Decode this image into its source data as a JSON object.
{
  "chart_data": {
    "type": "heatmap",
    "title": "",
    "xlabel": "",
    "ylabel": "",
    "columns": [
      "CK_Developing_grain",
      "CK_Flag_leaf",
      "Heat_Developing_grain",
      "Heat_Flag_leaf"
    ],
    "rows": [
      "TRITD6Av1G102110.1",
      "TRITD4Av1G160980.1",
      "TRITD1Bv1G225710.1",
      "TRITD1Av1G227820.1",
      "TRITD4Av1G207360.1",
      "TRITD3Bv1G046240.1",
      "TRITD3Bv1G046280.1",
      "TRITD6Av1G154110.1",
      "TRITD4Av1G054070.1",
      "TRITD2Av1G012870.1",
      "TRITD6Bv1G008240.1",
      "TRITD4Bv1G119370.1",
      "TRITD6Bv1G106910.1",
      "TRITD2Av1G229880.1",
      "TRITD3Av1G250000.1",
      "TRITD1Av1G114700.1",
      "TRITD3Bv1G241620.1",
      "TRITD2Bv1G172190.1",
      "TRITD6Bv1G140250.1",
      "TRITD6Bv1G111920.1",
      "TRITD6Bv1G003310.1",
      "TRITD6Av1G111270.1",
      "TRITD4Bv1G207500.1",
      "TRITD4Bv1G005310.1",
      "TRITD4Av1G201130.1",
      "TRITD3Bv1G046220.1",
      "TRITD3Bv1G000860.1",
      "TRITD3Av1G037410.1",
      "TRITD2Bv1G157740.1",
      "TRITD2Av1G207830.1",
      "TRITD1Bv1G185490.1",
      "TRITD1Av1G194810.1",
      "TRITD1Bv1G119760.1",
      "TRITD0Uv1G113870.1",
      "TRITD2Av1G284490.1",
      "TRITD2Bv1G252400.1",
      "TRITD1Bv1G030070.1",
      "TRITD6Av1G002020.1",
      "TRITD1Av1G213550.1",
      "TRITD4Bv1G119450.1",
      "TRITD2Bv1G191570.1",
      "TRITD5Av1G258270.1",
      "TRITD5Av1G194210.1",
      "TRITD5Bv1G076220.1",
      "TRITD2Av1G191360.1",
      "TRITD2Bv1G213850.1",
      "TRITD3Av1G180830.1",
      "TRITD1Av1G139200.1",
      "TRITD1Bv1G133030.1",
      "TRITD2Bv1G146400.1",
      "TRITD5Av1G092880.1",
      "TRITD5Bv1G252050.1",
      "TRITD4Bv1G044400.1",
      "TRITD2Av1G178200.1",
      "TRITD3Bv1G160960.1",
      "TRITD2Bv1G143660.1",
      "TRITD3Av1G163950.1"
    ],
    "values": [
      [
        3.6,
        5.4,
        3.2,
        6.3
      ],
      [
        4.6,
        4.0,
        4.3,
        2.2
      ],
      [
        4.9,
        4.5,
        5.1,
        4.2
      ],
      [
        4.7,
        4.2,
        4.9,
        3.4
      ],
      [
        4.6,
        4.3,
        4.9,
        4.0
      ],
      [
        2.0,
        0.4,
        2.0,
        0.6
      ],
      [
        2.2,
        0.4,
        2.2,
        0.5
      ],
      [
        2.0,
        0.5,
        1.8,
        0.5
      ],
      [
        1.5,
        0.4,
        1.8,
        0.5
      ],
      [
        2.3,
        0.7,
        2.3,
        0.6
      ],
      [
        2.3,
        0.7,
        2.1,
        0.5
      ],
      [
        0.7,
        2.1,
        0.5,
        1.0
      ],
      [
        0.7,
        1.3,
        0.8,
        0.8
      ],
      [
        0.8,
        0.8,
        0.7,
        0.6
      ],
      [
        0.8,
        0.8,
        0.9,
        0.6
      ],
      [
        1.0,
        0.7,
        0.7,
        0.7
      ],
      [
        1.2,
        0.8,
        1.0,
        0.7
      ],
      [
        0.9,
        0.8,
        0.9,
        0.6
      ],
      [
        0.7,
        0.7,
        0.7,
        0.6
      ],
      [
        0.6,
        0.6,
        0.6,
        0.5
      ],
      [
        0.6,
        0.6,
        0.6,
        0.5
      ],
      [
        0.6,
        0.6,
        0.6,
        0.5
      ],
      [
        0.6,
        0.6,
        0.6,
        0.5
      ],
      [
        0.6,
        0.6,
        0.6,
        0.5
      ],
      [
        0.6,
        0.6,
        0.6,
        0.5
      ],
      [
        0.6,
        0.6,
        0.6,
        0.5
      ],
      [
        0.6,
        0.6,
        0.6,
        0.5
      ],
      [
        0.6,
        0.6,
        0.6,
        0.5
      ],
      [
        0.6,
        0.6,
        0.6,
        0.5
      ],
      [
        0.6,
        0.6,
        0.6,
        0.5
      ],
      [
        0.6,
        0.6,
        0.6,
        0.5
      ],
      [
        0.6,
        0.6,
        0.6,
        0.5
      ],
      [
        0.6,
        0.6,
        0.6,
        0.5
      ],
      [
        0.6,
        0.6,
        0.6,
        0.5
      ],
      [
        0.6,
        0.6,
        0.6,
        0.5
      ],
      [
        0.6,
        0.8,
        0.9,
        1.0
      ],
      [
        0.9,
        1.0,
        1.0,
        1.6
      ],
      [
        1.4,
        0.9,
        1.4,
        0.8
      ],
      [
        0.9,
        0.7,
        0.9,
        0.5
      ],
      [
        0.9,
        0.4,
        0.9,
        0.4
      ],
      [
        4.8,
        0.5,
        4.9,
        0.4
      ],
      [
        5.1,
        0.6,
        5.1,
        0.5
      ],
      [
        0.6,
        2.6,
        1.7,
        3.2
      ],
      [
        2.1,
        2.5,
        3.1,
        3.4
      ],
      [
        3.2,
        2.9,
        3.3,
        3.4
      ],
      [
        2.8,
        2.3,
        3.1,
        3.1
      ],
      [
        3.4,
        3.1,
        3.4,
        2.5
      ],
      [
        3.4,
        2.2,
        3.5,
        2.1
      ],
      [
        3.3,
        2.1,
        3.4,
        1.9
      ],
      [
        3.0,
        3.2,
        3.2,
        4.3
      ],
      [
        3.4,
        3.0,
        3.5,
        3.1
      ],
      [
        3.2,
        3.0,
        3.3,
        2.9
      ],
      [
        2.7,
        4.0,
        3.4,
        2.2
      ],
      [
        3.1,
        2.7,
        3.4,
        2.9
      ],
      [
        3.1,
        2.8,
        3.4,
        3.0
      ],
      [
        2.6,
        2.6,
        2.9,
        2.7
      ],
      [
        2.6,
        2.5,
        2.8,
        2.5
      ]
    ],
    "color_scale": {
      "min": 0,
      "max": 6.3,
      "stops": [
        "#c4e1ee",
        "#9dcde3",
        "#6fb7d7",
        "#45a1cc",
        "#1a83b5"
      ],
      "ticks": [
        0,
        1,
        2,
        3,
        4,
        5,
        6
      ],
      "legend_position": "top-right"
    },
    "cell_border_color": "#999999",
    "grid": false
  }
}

****

◆ Challenge ◆
Using the data above, return each line exactly as written.

◆ Answer for this exercise ◆
Decode this image into its source data as a JSON object.
{
  "chart_data": {
    "type": "heatmap",
    "title": "",
    "xlabel": "",
    "ylabel": "",
    "columns": [
      "CK_Developing_grain",
      "CK_Flag_leaf",
      "Heat_Developing_grain",
      "Heat_Flag_leaf"
    ],
    "rows": [
      "TRITD6Av1G102110.1",
      "TRITD4Av1G160980.1",
      "TRITD1Bv1G225710.1",
      "TRITD1Av1G227820.1",
      "TRITD4Av1G207360.1",
      "TRITD3Bv1G046240.1",
      "TRITD3Bv1G046280.1",
      "TRITD6Av1G154110.1",
      "TRITD4Av1G054070.1",
      "TRITD2Av1G012870.1",
      "TRITD6Bv1G008240.1",
      "TRITD4Bv1G119370.1",
      "TRITD6Bv1G106910.1",
      "TRITD2Av1G229880.1",
      "TRITD3Av1G250000.1",
      "TRITD1Av1G114700.1",
      "TRITD3Bv1G241620.1",
      "TRITD2Bv1G172190.1",
      "TRITD6Bv1G140250.1",
      "TRITD6Bv1G111920.1",
      "TRITD6Bv1G003310.1",
      "TRITD6Av1G111270.1",
      "TRITD4Bv1G207500.1",
      "TRITD4Bv1G005310.1",
      "TRITD4Av1G201130.1",
      "TRITD3Bv1G046220.1",
      "TRITD3Bv1G000860.1",
      "TRITD3Av1G037410.1",
      "TRITD2Bv1G157740.1",
      "TRITD2Av1G207830.1",
      "TRITD1Bv1G185490.1",
      "TRITD1Av1G194810.1",
      "TRITD1Bv1G119760.1",
      "TRITD0Uv1G113870.1",
      "TRITD2Av1G284490.1",
      "TRITD2Bv1G252400.1",
      "TRITD1Bv1G030070.1",
      "TRITD6Av1G002020.1",
      "TRITD1Av1G213550.1",
      "TRITD4Bv1G119450.1",
      "TRITD2Bv1G191570.1",
      "TRITD5Av1G258270.1",
      "TRITD5Av1G194210.1",
      "TRITD5Bv1G076220.1",
      "TRITD2Av1G191360.1",
      "TRITD2Bv1G213850.1",
      "TRITD3Av1G180830.1",
      "TRITD1Av1G139200.1",
      "TRITD1Bv1G133030.1",
      "TRITD2Bv1G146400.1",
      "TRITD5Av1G092880.1",
      "TRITD5Bv1G252050.1",
      "TRITD4Bv1G044400.1",
      "TRITD2Av1G178200.1",
      "TRITD3Bv1G160960.1",
      "TRITD2Bv1G143660.1",
      "TRITD3Av1G163950.1"
    ],
    "values": [
      [
        3.6,
        5.4,
        3.2,
        6.3
      ],
      [
        4.6,
        4.0,
        4.3,
        2.2
      ],
      [
        4.9,
        4.5,
        5.1,
        4.2
      ],
      [
        4.7,
        4.2,
        4.9,
        3.4
      ],
      [
        4.6,
        4.3,
        4.9,
        4.0
      ],
      [
        2.0,
        0.4,
        2.0,
        0.6
      ],
      [
        2.2,
        0.4,
        2.2,
        0.5
      ],
      [
        2.0,
        0.5,
        1.8,
        0.5
      ],
      [
        1.5,
        0.4,
        1.8,
        0.5
      ],
      [
        2.3,
        0.7,
        2.3,
        0.6
      ],
      [
        2.3,
        0.7,
        2.1,
        0.5
      ],
      [
        0.7,
        2.1,
        0.5,
        1.0
      ],
      [
        0.7,
        1.3,
        0.8,
        0.8
      ],
      [
        0.8,
        0.8,
        0.7,
        0.6
      ],
      [
        0.8,
        0.8,
        0.9,
        0.6
      ],
      [
        1.0,
        0.7,
        0.7,
        0.7
      ],
      [
        1.2,
        0.8,
        1.0,
        0.7
      ],
      [
        0.9,
        0.8,
        0.9,
        0.6
      ],
      [
        0.7,
        0.7,
        0.7,
        0.6
      ],
      [
        0.6,
        0.6,
        0.6,
        0.5
      ],
      [
        0.6,
        0.6,
        0.6,
        0.5
      ],
      [
        0.6,
        0.6,
        0.6,
        0.5
      ],
      [
        0.6,
        0.6,
        0.6,
        0.5
      ],
      [
        0.6,
        0.6,
        0.6,
        0.5
      ],
      [
        0.6,
        0.6,
        0.6,
        0.5
      ],
      [
        0.6,
        0.6,
        0.6,
        0.5
      ],
      [
        0.6,
        0.6,
        0.6,
        0.5
      ],
      [
        0.6,
        0.6,
        0.6,
        0.5
      ],
      [
        0.6,
        0.6,
        0.6,
        0.5
      ],
      [
        0.6,
        0.6,
        0.6,
        0.5
      ],
      [
        0.6,
        0.6,
        0.6,
        0.5
      ],
      [
        0.6,
        0.6,
        0.6,
        0.5
      ],
      [
        0.6,
        0.6,
        0.6,
        0.5
      ],
      [
        0.6,
        0.6,
        0.6,
        0.5
      ],
      [
        0.6,
        0.6,
        0.6,
        0.5
      ],
      [
        0.6,
        0.8,
        0.9,
        1.0
      ],
      [
        0.9,
        1.0,
        1.0,
        1.6
      ],
      [
        1.4,
        0.9,
        1.4,
        0.8
      ],
      [
        0.9,
        0.7,
        0.9,
        0.5
      ],
      [
        0.9,
        0.4,
        0.9,
        0.4
      ],
      [
        4.8,
        0.5,
        4.9,
        0.4
      ],
      [
        5.1,
        0.6,
        5.1,
        0.5
      ],
      [
        0.6,
        2.6,
        1.7,
        3.2
      ],
      [
        2.1,
        2.5,
        3.1,
        3.4
      ],
      [
        3.2,
        2.9,
        3.3,
        3.4
      ],
      [
        2.8,
        2.3,
        3.1,
        3.1
      ],
      [
        3.4,
        3.1,
        3.4,
        2.5
      ],
      [
        3.4,
        2.2,
        3.5,
        2.1
      ],
      [
        3.3,
        2.1,
        3.4,
        1.9
      ],
      [
        3.0,
        3.2,
        3.2,
        4.3
      ],
      [
        3.4,
        3.0,
        3.5,
        3.1
      ],
      [
        3.2,
        3.0,
        3.3,
        2.9
      ],
      [
        2.7,
        4.0,
        3.4,
        2.2
      ],
      [
        3.1,
        2.7,
        3.4,
        2.9
      ],
      [
        3.1,
        2.8,
        3.4,
        3.0
      ],
      [
        2.6,
        2.6,
        2.9,
        2.7
      ],
      [
        2.6,
        2.5,
        2.8,
        2.5
      ]
    ],
    "color_scale": {
      "min": 0,
      "max": 6.3,
      "stops": [
        "#c4e1ee",
        "#9dcde3",
        "#6fb7d7",
        "#45a1cc",
        "#1a83b5"
      ],
      "ticks": [
        0,
        1,
        2,
        3,
        4,
        5,
        6
      ],
      "legend_position": "top-right"
    },
    "cell_border_color": "#999999",
    "grid": false
  }
}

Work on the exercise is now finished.